• [Task statement] In the article on the stage adaptation of "The Interestings," recast the paragraph starting "Bareilles is a twice-Grammy Award-winning" as a brief bulleted list that keeps its main facts.

Meg Wolitzer’s novel “The Interestings” is being adapted for the stage. Sara Bareilles has signed on to write the score and Sarah Ruhl will pen the book for the musical, which is being produced by Matt Ross. Additional creative team members and production details will be announced.
Released in 2013, the novel “The Interestings” follows six teenagers who meet at summer camp in the 1970s and form lifelong connections over their shared dream of leading artistic and fascinating lives. Decades later in New York City, that bond remains powerful, but things are not the same at age 30 as they were at 15. Who will buckle under the realities of life? Who will push to make their dreams come true no matter what? And what does it mean when everyone doesn’t achieve what they’d hoped to?
Bareilles is a twice-Grammy Award-winning recording artist known in Broadway circles for her Tony-nominated score to the 2016 musical “Waitress.” She earned an additional Tony nomination as a songwriter on the 2018 tuner “SpongeBob SquarePants.” In 2023, Bareilles received her first acting Tony nod for her performance as the Baker’s Wife in “Into the Woods.” Her small-screen credits include a turn as Dawn Solano in the series “Girls5eva” and three Emmy Award nominations: for songwriting and hosting duties of the 2019 Tony Awards and for her performance as Mary Magdalene in 2018’s “Jesus Christ Superstar Live in Concert.”
Ruhl is a two-time Pulitzer Prize finalist: for the 2005 comedy “The Clean House” and her 2010 Broadway-debut play, “In the Next Room,” for which she received a Tony nomination. Ruhl’s playwriting résumé also includes “Dead Man’s Cell Phone,” “Stage Kiss,” “The Oldest Boy,” “Becky Nurse of Salem,” “Dear Elizabeth,” “How to Transcend a Happy Marriage” and “Letters from Max, a Ritual.” Ruhl collaborated with Julie Taymor and Gloria Steinem on the 2020 film “The Glorias.”
“I wrote the first song for ‘The Interestings’ before I even finished the book. To borrow a quote from one of our main characters: ‘I have fallen in love...with a group of people,’” said Bareilles in a statement. “Meg Wolitzer’s extraordinary creation, ‘The Interestings,’ was such an immediate and fascinating world of humanity and ache and adolescence and regret. I found so many moments that felt like singing. Making this musical has been a conjuring, a deep listening to the themes of the beautiful novel and a tremendously energizing creative conversation with the wild wisdom and endless talent of Sarah Ruhl as my collaborator, bringing these new friends to life in a new way. I am so thrilled to be a part of this wonderful team.”
“I am so thrilled to be adapting this novel, a hymn to yearning and being alive, with the goddess-like fount of creativity Sara Bareilles,” added Ruhl. “Meg’s brilliant book speaks to some of the biggest questions: How do we become? How do we know when our lives are of value; how do we know when we have ‘enough’? How do complicated friendships endure? The setting of an arts camp is familiar to me as a besotted former camper and sings with nostalgia. I can’t wait to share this tale of youth and growth with an audience.”
“Sara Bareilles and Sarah Ruhl are both brilliant, expansive, electrifying artists whose work I respond to so deeply,” said Wolitzer. “My novel ‘The Interestings’ is populated by a group of characters I still think about and truly miss, and the music they listen to and play when they’re young resonates in the book, so the idea of a musical adaptation is thrilling. To see and hear Sara’s and Sarah’s interpretation of my novel onstage will be an absolute joy, a novelist’s dream.”

• [Stored data entries]
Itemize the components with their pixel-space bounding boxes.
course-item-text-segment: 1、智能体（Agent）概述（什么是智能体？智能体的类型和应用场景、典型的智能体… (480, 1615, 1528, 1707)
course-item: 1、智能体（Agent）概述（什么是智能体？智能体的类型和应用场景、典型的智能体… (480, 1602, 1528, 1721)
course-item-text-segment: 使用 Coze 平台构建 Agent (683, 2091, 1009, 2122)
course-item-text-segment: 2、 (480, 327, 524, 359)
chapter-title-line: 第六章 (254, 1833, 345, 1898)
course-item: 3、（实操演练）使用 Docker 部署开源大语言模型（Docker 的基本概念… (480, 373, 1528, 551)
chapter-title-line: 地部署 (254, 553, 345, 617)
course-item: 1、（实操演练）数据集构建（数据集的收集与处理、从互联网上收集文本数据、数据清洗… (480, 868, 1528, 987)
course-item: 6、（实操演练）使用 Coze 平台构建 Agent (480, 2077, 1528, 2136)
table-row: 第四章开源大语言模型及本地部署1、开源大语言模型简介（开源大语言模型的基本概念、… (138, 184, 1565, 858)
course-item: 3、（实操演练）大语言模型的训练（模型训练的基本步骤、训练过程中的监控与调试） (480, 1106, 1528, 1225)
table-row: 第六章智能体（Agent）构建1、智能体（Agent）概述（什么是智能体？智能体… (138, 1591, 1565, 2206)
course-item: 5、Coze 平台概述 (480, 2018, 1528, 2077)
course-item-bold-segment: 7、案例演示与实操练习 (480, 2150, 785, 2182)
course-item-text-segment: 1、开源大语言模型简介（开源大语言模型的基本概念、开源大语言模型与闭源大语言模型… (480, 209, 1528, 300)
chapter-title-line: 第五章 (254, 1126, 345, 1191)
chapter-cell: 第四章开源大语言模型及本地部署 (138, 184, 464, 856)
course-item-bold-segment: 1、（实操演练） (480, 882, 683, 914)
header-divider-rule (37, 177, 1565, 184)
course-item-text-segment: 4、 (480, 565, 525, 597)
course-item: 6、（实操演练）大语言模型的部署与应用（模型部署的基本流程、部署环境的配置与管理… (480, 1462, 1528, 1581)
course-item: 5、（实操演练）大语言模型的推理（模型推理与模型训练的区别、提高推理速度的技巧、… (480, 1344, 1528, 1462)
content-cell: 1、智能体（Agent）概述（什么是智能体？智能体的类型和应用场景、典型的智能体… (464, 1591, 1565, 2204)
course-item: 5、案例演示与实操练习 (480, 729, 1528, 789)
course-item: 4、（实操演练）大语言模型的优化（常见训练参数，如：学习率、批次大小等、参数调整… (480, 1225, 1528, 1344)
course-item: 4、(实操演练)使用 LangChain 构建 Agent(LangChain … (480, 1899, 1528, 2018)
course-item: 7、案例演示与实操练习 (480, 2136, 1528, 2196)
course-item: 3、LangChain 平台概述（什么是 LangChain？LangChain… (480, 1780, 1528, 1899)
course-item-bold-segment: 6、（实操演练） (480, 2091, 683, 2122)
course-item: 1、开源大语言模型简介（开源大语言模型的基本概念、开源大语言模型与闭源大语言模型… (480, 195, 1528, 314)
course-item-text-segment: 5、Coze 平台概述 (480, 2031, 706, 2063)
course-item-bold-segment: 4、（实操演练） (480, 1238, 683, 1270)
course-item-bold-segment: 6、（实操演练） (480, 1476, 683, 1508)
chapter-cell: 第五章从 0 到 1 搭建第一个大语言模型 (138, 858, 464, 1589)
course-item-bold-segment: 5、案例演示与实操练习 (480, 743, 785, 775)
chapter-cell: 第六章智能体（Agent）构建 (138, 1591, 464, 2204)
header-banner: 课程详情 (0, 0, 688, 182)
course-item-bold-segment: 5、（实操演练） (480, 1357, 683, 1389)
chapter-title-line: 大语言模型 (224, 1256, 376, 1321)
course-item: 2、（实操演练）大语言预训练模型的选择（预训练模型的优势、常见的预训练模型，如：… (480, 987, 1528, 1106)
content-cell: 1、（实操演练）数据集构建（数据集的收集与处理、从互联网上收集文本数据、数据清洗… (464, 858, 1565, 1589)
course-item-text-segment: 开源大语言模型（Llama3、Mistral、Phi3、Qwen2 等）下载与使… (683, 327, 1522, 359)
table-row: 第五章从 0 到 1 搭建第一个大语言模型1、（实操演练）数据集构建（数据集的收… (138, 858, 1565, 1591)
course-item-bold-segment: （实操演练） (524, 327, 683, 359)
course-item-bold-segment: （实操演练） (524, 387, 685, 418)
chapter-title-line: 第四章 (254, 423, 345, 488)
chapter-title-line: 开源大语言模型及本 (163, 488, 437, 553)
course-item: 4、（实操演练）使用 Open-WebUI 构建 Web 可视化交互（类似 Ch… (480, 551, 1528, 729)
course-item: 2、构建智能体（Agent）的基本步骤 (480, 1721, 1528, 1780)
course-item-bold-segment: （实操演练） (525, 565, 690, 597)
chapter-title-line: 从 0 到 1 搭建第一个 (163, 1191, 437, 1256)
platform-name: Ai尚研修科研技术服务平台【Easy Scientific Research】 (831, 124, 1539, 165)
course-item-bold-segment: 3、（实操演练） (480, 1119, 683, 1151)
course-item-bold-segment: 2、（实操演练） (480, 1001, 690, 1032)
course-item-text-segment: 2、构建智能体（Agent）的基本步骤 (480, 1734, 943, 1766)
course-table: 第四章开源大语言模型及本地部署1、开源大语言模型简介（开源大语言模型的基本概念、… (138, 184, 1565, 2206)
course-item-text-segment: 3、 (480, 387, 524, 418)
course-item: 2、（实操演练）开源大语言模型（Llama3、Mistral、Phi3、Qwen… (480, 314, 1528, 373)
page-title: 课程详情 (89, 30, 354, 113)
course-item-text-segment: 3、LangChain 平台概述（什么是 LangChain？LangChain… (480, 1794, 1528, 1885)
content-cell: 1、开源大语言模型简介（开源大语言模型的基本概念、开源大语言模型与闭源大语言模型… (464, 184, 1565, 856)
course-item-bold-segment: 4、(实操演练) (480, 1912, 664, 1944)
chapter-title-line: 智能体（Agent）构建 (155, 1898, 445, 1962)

• [Task solution]
- Two-time Grammy Award-winning recording artist
- Tony-nominated score for the 2016 musical "Waitress"
- Tony nomination as a songwriter on the 2018 musical "SpongeBob SquarePants"
- First acting Tony nomination in 2023, as the Baker's Wife in "Into the Woods"
- Played Dawn Solano in the series "Girls5eva"
- Three Emmy nominations: songwriting and hosting for the 2019 Tony Awards, and playing Mary Magdalene in 2018's "Jesus Christ Superstar Live in Concert"